[Data items]
:::::

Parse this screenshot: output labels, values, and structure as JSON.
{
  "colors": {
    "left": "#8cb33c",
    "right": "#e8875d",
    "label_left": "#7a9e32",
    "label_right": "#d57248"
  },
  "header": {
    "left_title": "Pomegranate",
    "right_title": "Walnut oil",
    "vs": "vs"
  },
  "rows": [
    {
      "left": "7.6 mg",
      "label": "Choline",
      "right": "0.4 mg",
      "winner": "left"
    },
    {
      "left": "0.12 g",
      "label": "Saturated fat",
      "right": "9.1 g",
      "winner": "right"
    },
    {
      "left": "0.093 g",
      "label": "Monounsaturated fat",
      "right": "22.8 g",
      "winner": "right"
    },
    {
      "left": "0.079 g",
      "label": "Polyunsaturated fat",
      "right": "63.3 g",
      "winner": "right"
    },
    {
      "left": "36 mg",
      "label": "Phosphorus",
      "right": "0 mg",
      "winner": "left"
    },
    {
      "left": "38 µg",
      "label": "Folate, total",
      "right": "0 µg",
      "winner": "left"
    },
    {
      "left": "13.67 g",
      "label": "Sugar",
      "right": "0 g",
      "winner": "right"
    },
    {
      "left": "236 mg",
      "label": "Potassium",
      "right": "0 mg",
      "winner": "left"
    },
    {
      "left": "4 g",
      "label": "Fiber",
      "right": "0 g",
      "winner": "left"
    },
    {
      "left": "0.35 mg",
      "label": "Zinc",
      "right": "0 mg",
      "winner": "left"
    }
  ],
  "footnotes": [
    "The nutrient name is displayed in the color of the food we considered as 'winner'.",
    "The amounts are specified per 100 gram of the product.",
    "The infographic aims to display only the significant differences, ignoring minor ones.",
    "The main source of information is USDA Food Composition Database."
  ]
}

:::::

■ **Set problem**
Every line above should be printed again exactly as it stands.

■ **Output of the task**
Parse this screenshot: output labels, values, and structure as JSON.
{
  "colors": {
    "left": "#8cb33c",
    "right": "#e8875d",
    "label_left": "#7a9e32",
    "label_right": "#d57248"
  },
  "header": {
    "left_title": "Pomegranate",
    "right_title": "Walnut oil",
    "vs": "vs"
  },
  "rows": [
    {
      "left": "7.6 mg",
      "label": "Choline",
      "right": "0.4 mg",
      "winner": "left"
    },
    {
      "left": "0.12 g",
      "label": "Saturated fat",
      "right": "9.1 g",
      "winner": "right"
    },
    {
      "left": "0.093 g",
      "label": "Monounsaturated fat",
      "right": "22.8 g",
      "winner": "right"
    },
    {
      "left": "0.079 g",
      "label": "Polyunsaturated fat",
      "right": "63.3 g",
      "winner": "right"
    },
    {
      "left": "36 mg",
      "label": "Phosphorus",
      "right": "0 mg",
      "winner": "left"
    },
    {
      "left": "38 µg",
      "label": "Folate, total",
      "right": "0 µg",
      "winner": "left"
    },
    {
      "left": "13.67 g",
      "label": "Sugar",
      "right": "0 g",
      "winner": "right"
    },
    {
      "left": "236 mg",
      "label": "Potassium",
      "right": "0 mg",
      "winner": "left"
    },
    {
      "left": "4 g",
      "label": "Fiber",
      "right": "0 g",
      "winner": "left"
    },
    {
      "left": "0.35 mg",
      "label": "Zinc",
      "right": "0 mg",
      "winner": "left"
    }
  ],
  "footnotes": [
    "The nutrient name is displayed in the color of the food we considered as 'winner'.",
    "The amounts are specified per 100 gram of the product.",
    "The infographic aims to display only the significant differences, ignoring minor ones.",
    "The main source of information is USDA Food Composition Database."
  ]
}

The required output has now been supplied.